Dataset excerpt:
┌──

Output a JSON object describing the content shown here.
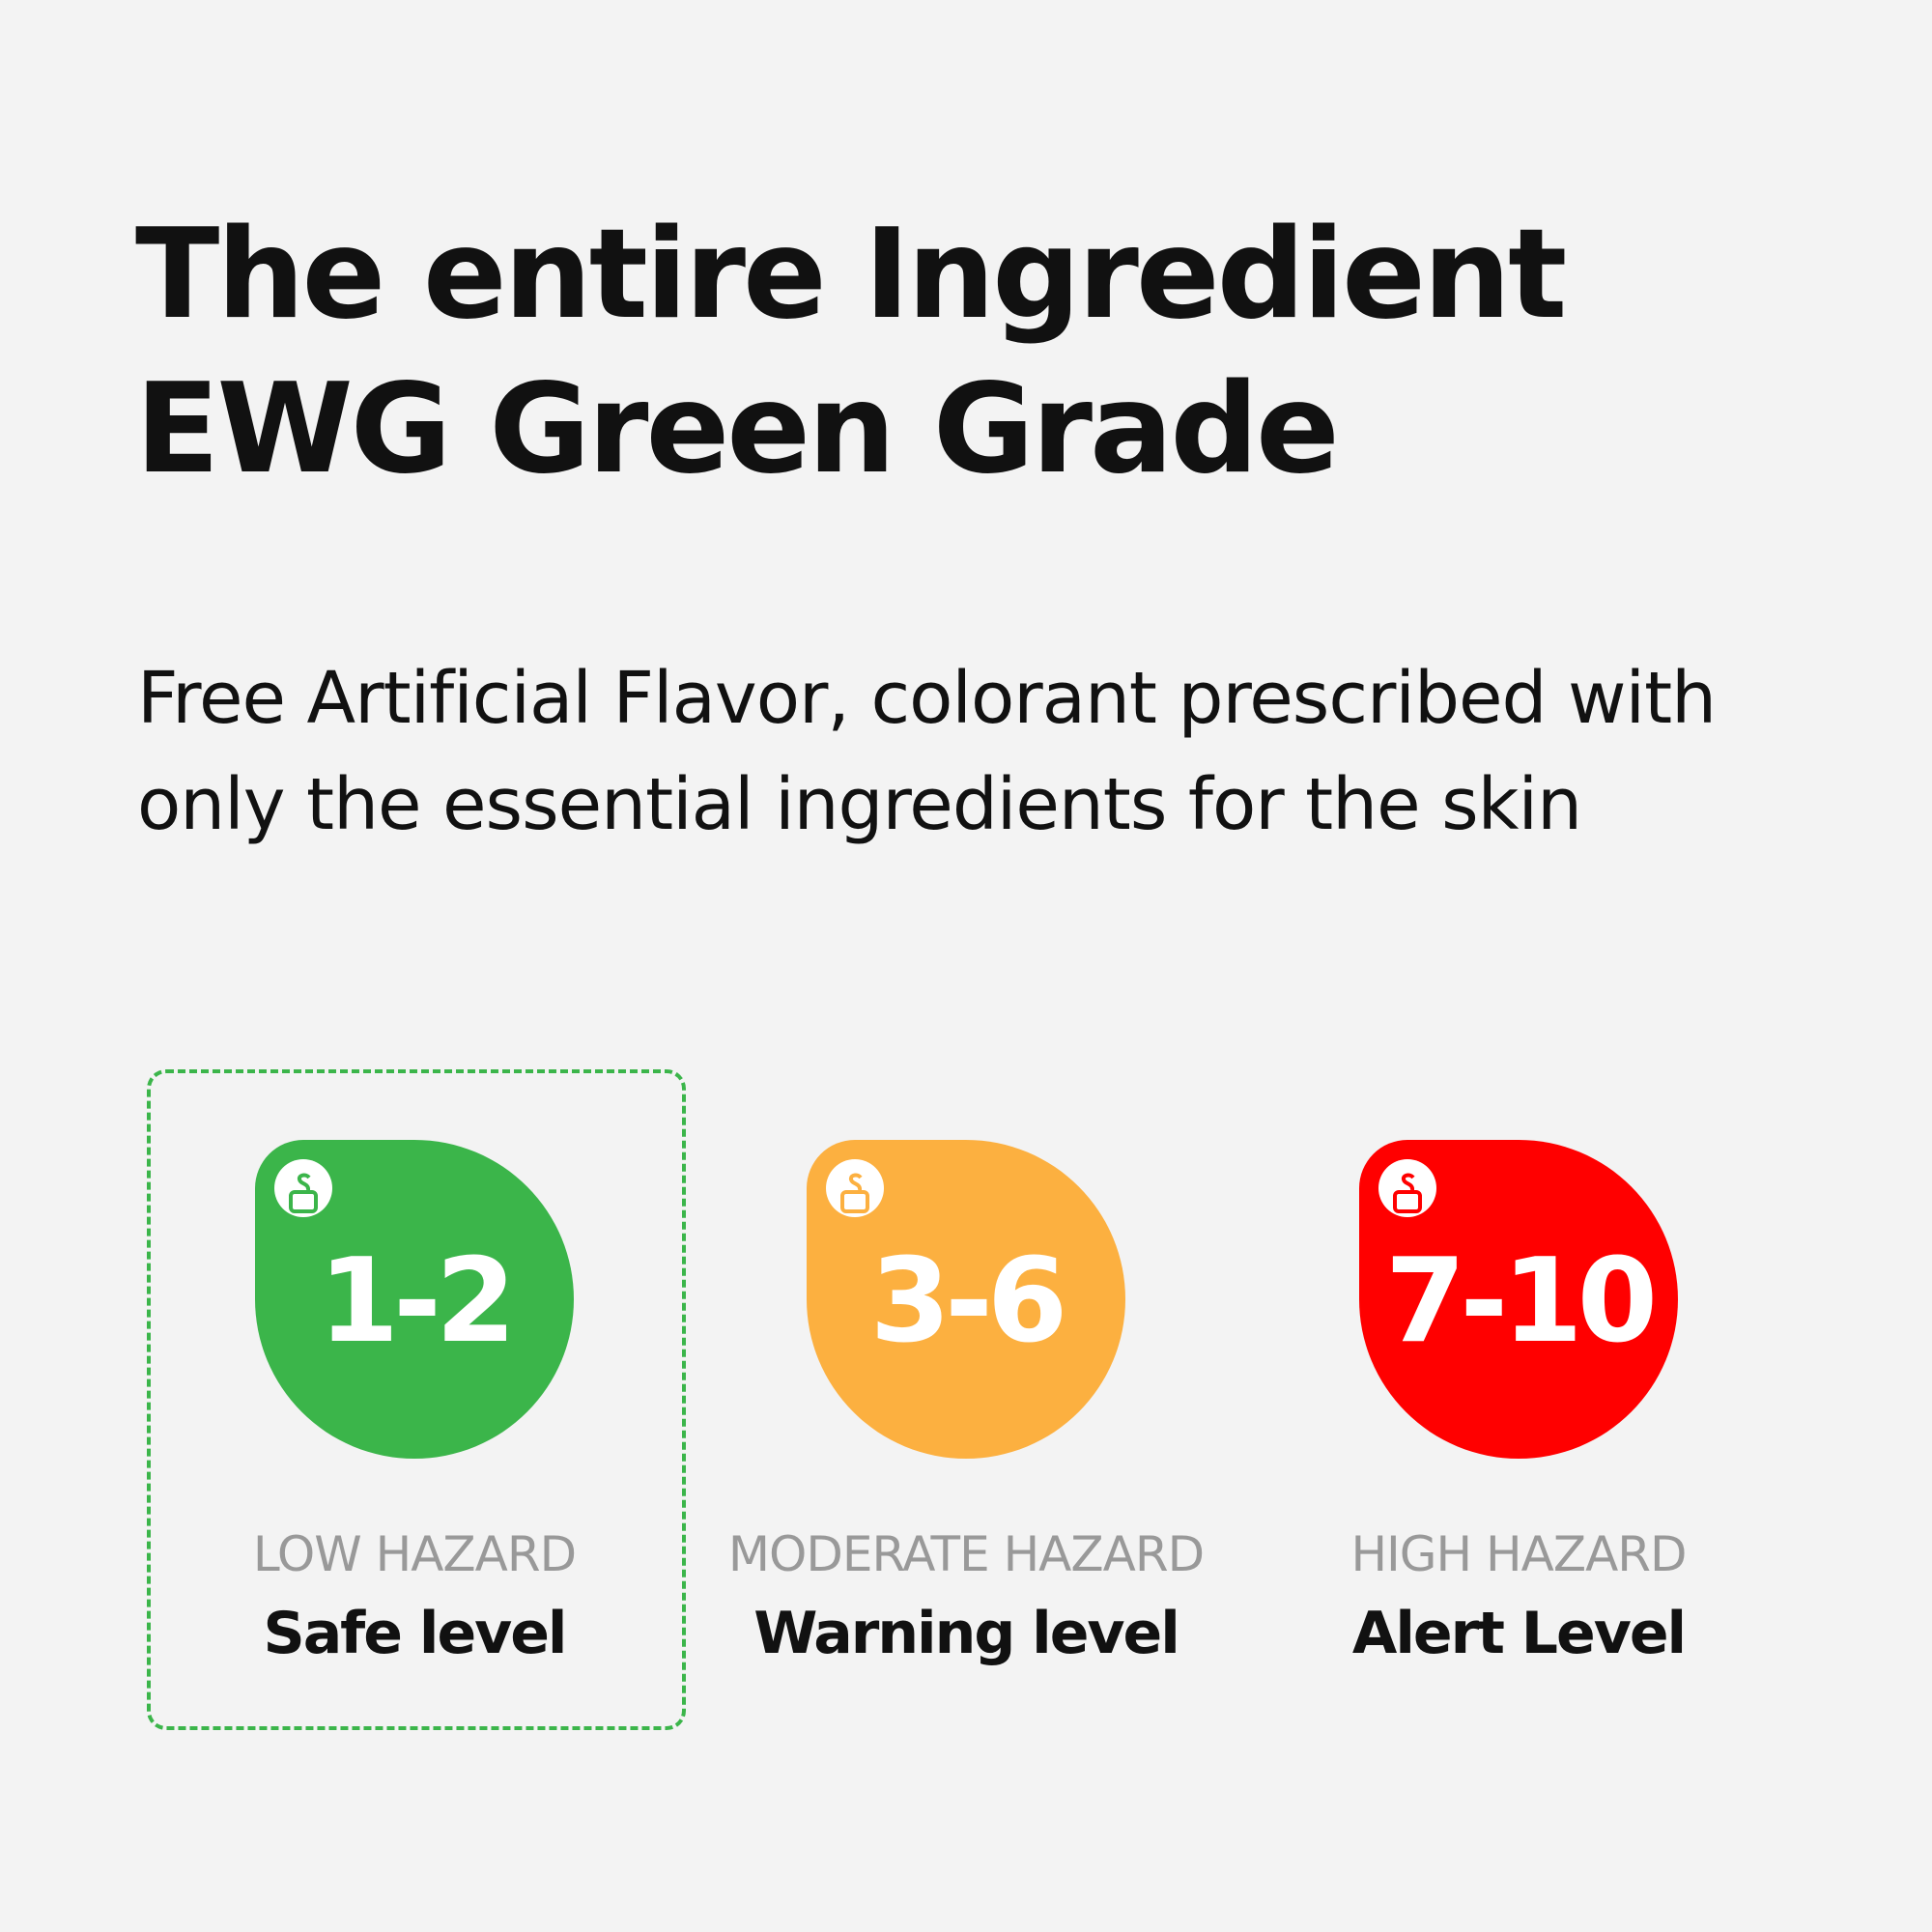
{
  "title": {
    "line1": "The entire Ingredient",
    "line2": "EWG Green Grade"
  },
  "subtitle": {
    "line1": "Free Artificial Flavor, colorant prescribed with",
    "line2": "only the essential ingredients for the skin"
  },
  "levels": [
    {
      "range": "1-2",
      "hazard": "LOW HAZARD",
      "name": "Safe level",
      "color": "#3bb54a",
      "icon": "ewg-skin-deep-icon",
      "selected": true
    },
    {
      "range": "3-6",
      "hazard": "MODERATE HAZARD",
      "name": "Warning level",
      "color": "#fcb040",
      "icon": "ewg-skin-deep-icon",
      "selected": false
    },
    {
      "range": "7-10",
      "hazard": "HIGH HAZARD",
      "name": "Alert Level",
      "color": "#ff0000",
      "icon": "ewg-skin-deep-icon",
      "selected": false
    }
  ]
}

└──

WORK INSTRUCTIONS: Among the entries, how many lines contain the string "name"? Give the number without anything else.

RIGHT ANSWER: 3